[start Provided records]
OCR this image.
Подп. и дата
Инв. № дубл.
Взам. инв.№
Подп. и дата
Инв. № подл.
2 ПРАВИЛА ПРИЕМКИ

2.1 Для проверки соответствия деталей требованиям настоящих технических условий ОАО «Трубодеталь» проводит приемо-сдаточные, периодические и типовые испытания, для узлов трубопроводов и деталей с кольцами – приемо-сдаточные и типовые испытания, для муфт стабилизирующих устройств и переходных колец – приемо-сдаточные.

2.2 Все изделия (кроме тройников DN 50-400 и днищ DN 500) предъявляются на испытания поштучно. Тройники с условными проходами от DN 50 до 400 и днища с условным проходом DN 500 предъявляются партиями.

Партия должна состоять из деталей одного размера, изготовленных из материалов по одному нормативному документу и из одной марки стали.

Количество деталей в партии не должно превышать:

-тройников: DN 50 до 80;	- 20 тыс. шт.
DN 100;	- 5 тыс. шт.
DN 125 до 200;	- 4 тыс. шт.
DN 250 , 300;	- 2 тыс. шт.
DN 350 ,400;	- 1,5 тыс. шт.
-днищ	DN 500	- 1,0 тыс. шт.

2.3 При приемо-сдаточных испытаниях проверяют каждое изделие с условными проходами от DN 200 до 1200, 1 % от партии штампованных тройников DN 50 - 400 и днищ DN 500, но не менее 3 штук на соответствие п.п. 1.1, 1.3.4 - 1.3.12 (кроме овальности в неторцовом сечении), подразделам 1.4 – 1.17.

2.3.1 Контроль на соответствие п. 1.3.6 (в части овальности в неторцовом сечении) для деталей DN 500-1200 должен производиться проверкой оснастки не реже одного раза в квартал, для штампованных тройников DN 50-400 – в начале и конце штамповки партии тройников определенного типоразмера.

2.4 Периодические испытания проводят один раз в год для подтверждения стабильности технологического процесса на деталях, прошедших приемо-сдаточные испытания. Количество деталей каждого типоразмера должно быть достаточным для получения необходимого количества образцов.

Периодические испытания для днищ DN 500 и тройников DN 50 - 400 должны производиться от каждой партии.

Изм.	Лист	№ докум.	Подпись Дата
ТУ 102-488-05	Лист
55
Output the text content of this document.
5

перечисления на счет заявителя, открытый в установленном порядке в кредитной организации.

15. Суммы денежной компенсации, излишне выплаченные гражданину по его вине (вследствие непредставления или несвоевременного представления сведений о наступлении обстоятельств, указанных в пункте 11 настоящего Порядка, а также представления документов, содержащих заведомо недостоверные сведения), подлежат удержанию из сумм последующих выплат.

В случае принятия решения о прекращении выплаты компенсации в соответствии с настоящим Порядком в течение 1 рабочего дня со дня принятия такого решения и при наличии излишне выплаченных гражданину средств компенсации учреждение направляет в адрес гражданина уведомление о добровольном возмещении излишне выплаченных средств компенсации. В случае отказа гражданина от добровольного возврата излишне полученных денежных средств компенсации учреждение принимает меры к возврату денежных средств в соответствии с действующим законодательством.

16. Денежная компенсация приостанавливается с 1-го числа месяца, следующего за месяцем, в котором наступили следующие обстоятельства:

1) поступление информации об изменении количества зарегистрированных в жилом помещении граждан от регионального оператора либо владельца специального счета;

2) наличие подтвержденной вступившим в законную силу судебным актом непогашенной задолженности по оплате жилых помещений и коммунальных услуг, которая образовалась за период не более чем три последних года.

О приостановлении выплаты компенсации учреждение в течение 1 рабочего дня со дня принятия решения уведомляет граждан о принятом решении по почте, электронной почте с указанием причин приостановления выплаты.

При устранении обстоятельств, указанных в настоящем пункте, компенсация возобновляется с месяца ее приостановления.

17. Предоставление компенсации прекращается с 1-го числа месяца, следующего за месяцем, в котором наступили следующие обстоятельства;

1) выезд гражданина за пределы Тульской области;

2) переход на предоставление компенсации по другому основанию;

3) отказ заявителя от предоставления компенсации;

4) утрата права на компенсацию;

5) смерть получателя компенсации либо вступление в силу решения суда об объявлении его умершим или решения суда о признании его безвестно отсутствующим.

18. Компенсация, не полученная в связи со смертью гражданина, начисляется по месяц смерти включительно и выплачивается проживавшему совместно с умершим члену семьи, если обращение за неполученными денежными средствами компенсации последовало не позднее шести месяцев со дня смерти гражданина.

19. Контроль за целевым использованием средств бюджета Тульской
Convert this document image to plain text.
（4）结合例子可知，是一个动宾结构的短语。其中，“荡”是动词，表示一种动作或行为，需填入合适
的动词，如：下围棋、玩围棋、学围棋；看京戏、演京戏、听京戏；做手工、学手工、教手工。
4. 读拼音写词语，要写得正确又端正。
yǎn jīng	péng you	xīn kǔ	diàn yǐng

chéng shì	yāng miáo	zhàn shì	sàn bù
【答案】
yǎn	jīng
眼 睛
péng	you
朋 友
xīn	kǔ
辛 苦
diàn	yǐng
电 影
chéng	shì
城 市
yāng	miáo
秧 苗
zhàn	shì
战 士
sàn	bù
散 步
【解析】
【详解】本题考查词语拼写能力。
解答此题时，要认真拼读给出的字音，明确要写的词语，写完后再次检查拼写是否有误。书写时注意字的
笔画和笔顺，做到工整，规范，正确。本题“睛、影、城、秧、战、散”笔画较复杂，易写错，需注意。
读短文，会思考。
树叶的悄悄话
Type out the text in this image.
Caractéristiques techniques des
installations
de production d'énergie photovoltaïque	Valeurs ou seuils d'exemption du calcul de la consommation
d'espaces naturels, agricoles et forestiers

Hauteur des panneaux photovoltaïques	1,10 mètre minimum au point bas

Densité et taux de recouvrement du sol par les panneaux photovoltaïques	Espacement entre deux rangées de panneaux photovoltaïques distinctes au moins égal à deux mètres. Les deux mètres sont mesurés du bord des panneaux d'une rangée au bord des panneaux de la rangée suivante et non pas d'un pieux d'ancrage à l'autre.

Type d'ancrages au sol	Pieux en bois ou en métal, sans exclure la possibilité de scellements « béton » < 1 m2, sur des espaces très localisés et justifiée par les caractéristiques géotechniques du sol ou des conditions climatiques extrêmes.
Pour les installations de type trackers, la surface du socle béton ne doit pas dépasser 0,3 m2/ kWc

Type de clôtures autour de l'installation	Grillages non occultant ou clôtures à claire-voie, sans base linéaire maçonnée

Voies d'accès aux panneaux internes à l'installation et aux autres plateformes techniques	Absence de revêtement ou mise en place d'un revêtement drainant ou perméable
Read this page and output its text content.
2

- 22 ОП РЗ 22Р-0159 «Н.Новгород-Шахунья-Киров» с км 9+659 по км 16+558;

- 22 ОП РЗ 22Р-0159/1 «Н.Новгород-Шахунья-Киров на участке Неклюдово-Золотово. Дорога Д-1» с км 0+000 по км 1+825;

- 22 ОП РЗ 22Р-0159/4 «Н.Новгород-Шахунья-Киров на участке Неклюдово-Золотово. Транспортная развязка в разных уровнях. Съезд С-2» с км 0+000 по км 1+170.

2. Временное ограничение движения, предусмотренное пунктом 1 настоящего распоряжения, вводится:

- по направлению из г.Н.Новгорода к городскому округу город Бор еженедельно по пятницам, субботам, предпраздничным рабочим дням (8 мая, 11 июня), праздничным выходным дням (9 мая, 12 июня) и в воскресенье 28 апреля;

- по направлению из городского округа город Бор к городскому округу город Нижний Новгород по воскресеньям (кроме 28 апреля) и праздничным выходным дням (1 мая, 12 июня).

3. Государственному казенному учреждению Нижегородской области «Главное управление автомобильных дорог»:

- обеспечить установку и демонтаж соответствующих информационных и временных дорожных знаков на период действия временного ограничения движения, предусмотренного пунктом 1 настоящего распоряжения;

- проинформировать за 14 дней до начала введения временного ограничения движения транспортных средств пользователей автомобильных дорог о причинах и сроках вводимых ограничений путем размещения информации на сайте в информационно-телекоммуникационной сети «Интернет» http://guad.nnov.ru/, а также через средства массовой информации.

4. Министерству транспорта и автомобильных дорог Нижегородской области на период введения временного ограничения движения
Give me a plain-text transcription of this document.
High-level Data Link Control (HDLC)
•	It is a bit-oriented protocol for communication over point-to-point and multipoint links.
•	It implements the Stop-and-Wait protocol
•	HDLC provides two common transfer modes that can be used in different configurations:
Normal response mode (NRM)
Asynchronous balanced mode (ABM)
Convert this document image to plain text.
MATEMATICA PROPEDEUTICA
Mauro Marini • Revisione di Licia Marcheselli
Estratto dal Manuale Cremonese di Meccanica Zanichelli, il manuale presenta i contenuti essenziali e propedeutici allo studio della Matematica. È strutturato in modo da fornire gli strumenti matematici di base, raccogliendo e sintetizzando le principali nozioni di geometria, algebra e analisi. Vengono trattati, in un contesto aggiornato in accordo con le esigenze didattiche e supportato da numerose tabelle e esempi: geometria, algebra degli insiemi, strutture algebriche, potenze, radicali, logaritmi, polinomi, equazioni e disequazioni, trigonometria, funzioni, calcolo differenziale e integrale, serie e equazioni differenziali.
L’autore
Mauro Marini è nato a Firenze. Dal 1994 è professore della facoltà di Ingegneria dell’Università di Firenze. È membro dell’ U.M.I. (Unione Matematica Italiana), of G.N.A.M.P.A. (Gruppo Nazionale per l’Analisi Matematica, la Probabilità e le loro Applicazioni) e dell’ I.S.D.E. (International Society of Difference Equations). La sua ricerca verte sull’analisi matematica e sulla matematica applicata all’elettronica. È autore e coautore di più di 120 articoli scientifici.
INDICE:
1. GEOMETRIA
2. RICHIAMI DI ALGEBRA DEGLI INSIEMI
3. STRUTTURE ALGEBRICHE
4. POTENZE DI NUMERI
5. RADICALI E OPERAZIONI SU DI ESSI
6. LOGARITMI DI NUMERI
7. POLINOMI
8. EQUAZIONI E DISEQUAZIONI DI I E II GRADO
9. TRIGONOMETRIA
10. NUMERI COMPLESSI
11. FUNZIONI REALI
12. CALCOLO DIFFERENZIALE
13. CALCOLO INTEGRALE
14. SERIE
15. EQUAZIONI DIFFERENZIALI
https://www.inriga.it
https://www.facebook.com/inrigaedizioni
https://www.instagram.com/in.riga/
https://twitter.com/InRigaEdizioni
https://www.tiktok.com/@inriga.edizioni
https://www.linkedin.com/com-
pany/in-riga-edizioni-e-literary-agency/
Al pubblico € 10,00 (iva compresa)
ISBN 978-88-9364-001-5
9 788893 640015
[end Provided records]
**Goal**
Copy each line holding the word "числа" from the listing above.

**Answer to this task**
16. Денежная компенсация приостанавливается с 1-го числа месяца, следующего за месяцем, в котором наступили следующие обстоятельства:
17. Предоставление компенсации прекращается с 1-го числа месяца, следующего за месяцем, в котором наступили следующие обстоятельства;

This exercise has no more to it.